* Exercise:
Gather up every line that includes the string "Tagessumme".

━━ Provided records ━━

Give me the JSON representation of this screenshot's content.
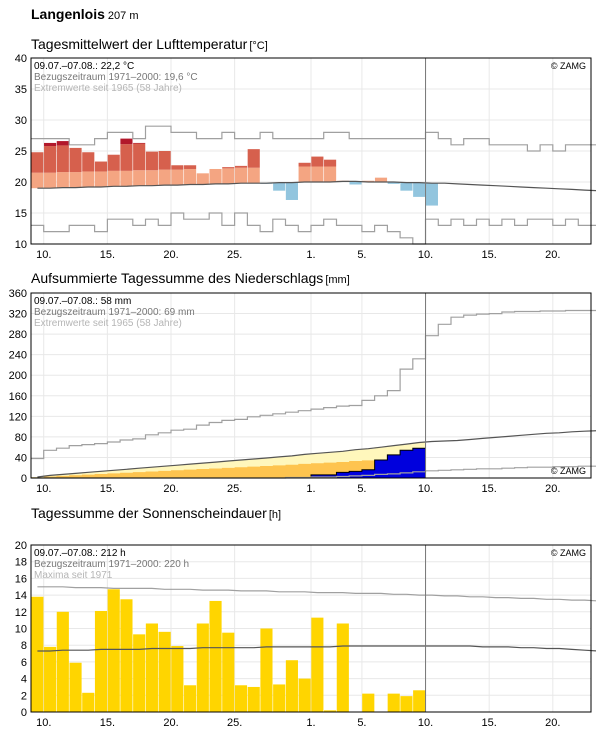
{
  "station": {
    "name": "Langenlois",
    "altitude": "207 m"
  },
  "colors": {
    "grid": "#e8e8e8",
    "frame": "#000000",
    "ref_line": "#555555",
    "extreme_line": "#a0a0a0",
    "temp_warm_light": "#f4a582",
    "temp_warm_dark": "#d6604d",
    "temp_warm_darker": "#b2182b",
    "temp_cold": "#92c5de",
    "temp_cold_dark": "#4393c3",
    "precip_light": "#fff7bc",
    "precip_mid": "#fec44f",
    "precip_blue": "#0000dd",
    "sun_yellow": "#ffd500",
    "info_dark": "#000000",
    "info_mid": "#777777",
    "info_light": "#b5b5b5"
  },
  "chart_data": [
    {
      "id": "temperature",
      "type": "bar",
      "title": "Tagesmittelwert der Lufttemperatur",
      "unit": "[°C]",
      "ylim": [
        10,
        40
      ],
      "yticks": [
        10,
        15,
        20,
        25,
        30,
        35,
        40
      ],
      "info": [
        "09.07.–07.08.: 22,2 °C",
        "Bezugszeitraum 1971–2000: 19,6 °C",
        "Extremwerte seit 1965 (58 Jahre)"
      ],
      "copyright": "© ZAMG",
      "xticks": [
        {
          "day": 1,
          "label": "10."
        },
        {
          "day": 6,
          "label": "15."
        },
        {
          "day": 11,
          "label": "20."
        },
        {
          "day": 16,
          "label": "25."
        },
        {
          "day": 22,
          "label": "1."
        },
        {
          "day": 26,
          "label": "5."
        },
        {
          "day": 31,
          "label": "10."
        },
        {
          "day": 36,
          "label": "15."
        },
        {
          "day": 41,
          "label": "20."
        }
      ],
      "today_day": 30,
      "x_range": [
        0,
        44
      ],
      "values": [
        24.8,
        26.3,
        26.6,
        25.5,
        24.8,
        23.3,
        24.4,
        27.0,
        26.3,
        24.9,
        25.0,
        22.7,
        22.7,
        21.4,
        22.1,
        22.4,
        22.6,
        25.3,
        19.7,
        18.6,
        17.1,
        23.1,
        24.1,
        23.6,
        20.2,
        19.6,
        20.2,
        20.7,
        19.7,
        18.6,
        17.6,
        16.2
      ],
      "reference": [
        19.0,
        19.0,
        19.1,
        19.1,
        19.2,
        19.2,
        19.3,
        19.3,
        19.4,
        19.4,
        19.5,
        19.5,
        19.6,
        19.6,
        19.7,
        19.7,
        19.8,
        19.8,
        19.8,
        19.9,
        19.9,
        20.0,
        20.0,
        20.0,
        20.1,
        20.1,
        20.0,
        20.0,
        20.0,
        19.9,
        19.9,
        19.8,
        19.8,
        19.7,
        19.6,
        19.5,
        19.4,
        19.3,
        19.2,
        19.1,
        19.0,
        18.9,
        18.8,
        18.7,
        18.6
      ],
      "max_extreme": [
        27,
        27,
        27,
        26,
        26,
        27,
        28,
        28,
        27,
        29,
        29,
        28,
        28,
        27,
        27,
        28,
        27,
        27,
        28,
        27,
        27,
        27,
        27,
        28,
        28,
        27,
        27,
        27,
        27,
        27,
        27,
        28,
        27,
        26,
        27,
        27,
        26,
        26,
        26,
        25,
        26,
        25,
        26,
        26,
        26
      ],
      "min_extreme": [
        13,
        12,
        12,
        13,
        13,
        12,
        14,
        14,
        13,
        14,
        13,
        15,
        14,
        14,
        15,
        13,
        15,
        13,
        12,
        14,
        13,
        12,
        13,
        14,
        13,
        13,
        12,
        13,
        12,
        11,
        10,
        14,
        13,
        14,
        13,
        14,
        13,
        14,
        13,
        14,
        14,
        13,
        14,
        13,
        13
      ]
    },
    {
      "id": "precipitation",
      "type": "area",
      "title": "Aufsummierte Tagessumme des Niederschlags",
      "unit": "[mm]",
      "ylim": [
        0,
        360
      ],
      "yticks": [
        0,
        40,
        80,
        120,
        160,
        200,
        240,
        280,
        320,
        360
      ],
      "info": [
        "09.07.–07.08.: 58 mm",
        "Bezugszeitraum 1971–2000: 69 mm",
        "Extremwerte seit 1965 (58 Jahre)"
      ],
      "copyright": "© ZAMG",
      "xticks": [
        {
          "day": 1,
          "label": "10."
        },
        {
          "day": 6,
          "label": "15."
        },
        {
          "day": 11,
          "label": "20."
        },
        {
          "day": 16,
          "label": "25."
        },
        {
          "day": 22,
          "label": "1."
        },
        {
          "day": 26,
          "label": "5."
        },
        {
          "day": 31,
          "label": "10."
        },
        {
          "day": 36,
          "label": "15."
        },
        {
          "day": 41,
          "label": "20."
        }
      ],
      "today_day": 30,
      "x_range": [
        0,
        44
      ],
      "actual": [
        0,
        0,
        0,
        0,
        0,
        0,
        0,
        0,
        0,
        0,
        0,
        0,
        0,
        0,
        0,
        0,
        0,
        0,
        0,
        0,
        0,
        0,
        6,
        6,
        11,
        13,
        16,
        35,
        45,
        54,
        58
      ],
      "reference": [
        2,
        5,
        7,
        9,
        11,
        13,
        15,
        17,
        19,
        21,
        23,
        25,
        27,
        29,
        31,
        33,
        35,
        37,
        39,
        41,
        43,
        46,
        48,
        50,
        52,
        55,
        57,
        60,
        63,
        66,
        69,
        71,
        72,
        73,
        75,
        77,
        79,
        81,
        83,
        85,
        87,
        88,
        90,
        91,
        92
      ],
      "max_extreme": [
        38,
        54,
        58,
        63,
        65,
        67,
        70,
        74,
        76,
        84,
        88,
        93,
        95,
        103,
        108,
        112,
        114,
        119,
        122,
        125,
        128,
        131,
        134,
        137,
        140,
        141,
        151,
        160,
        170,
        212,
        232,
        277,
        299,
        313,
        317,
        319,
        320,
        323,
        324,
        324,
        325,
        325,
        326,
        326,
        326
      ],
      "min_extreme": [
        0,
        0,
        0,
        0,
        0,
        0,
        0,
        0,
        0,
        0,
        0,
        0,
        0,
        0,
        0,
        0,
        0,
        0,
        0,
        0,
        1,
        1,
        2,
        2,
        3,
        4,
        5,
        7,
        8,
        10,
        12,
        14,
        15,
        16,
        17,
        18,
        18,
        19,
        20,
        21,
        21,
        22,
        22,
        23,
        23
      ]
    },
    {
      "id": "sunshine",
      "type": "bar",
      "title": "Tagessumme der Sonnenscheindauer",
      "unit": "[h]",
      "ylim": [
        0,
        20
      ],
      "yticks": [
        0,
        2,
        4,
        6,
        8,
        10,
        12,
        14,
        16,
        18,
        20
      ],
      "info": [
        "09.07.–07.08.: 212 h",
        "Bezugszeitraum 1971–2000: 220 h",
        "Maxima seit 1971"
      ],
      "copyright": "© ZAMG",
      "xticks": [
        {
          "day": 1,
          "label": "10."
        },
        {
          "day": 6,
          "label": "15."
        },
        {
          "day": 11,
          "label": "20."
        },
        {
          "day": 16,
          "label": "25."
        },
        {
          "day": 22,
          "label": "1."
        },
        {
          "day": 26,
          "label": "5."
        },
        {
          "day": 31,
          "label": "10."
        },
        {
          "day": 36,
          "label": "15."
        },
        {
          "day": 41,
          "label": "20."
        }
      ],
      "today_day": 30,
      "x_range": [
        0,
        44
      ],
      "values": [
        13.8,
        7.8,
        12.0,
        5.9,
        2.3,
        12.1,
        14.7,
        13.5,
        9.3,
        10.6,
        9.6,
        7.9,
        3.2,
        10.6,
        13.3,
        9.5,
        3.2,
        3.0,
        10.0,
        3.3,
        6.2,
        4.0,
        11.3,
        0.2,
        10.6,
        0.0,
        2.2,
        0.0,
        2.2,
        1.9,
        2.6
      ],
      "reference": [
        7.3,
        7.3,
        7.4,
        7.4,
        7.4,
        7.5,
        7.5,
        7.5,
        7.5,
        7.6,
        7.6,
        7.6,
        7.6,
        7.7,
        7.7,
        7.7,
        7.7,
        7.7,
        7.8,
        7.8,
        7.8,
        7.8,
        7.8,
        7.8,
        7.9,
        7.9,
        7.9,
        7.9,
        7.9,
        7.9,
        7.9,
        7.9,
        7.9,
        7.9,
        7.9,
        7.8,
        7.8,
        7.8,
        7.7,
        7.7,
        7.6,
        7.6,
        7.5,
        7.4,
        7.3
      ],
      "max_extreme": [
        15.0,
        15.0,
        15.0,
        14.9,
        14.9,
        14.9,
        14.8,
        14.8,
        14.8,
        14.8,
        14.7,
        14.7,
        14.7,
        14.6,
        14.6,
        14.6,
        14.5,
        14.5,
        14.5,
        14.4,
        14.4,
        14.4,
        14.3,
        14.3,
        14.3,
        14.2,
        14.2,
        14.2,
        14.1,
        14.1,
        14.0,
        14.0,
        13.9,
        13.9,
        13.8,
        13.8,
        13.7,
        13.7,
        13.6,
        13.6,
        13.5,
        13.5,
        13.4,
        13.4,
        13.3
      ]
    }
  ]
}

━━━

* Solution for this task:
      "title": "Aufsummierte Tagessumme des Niederschlags",
      "title": "Tagessumme der Sonnenscheindauer",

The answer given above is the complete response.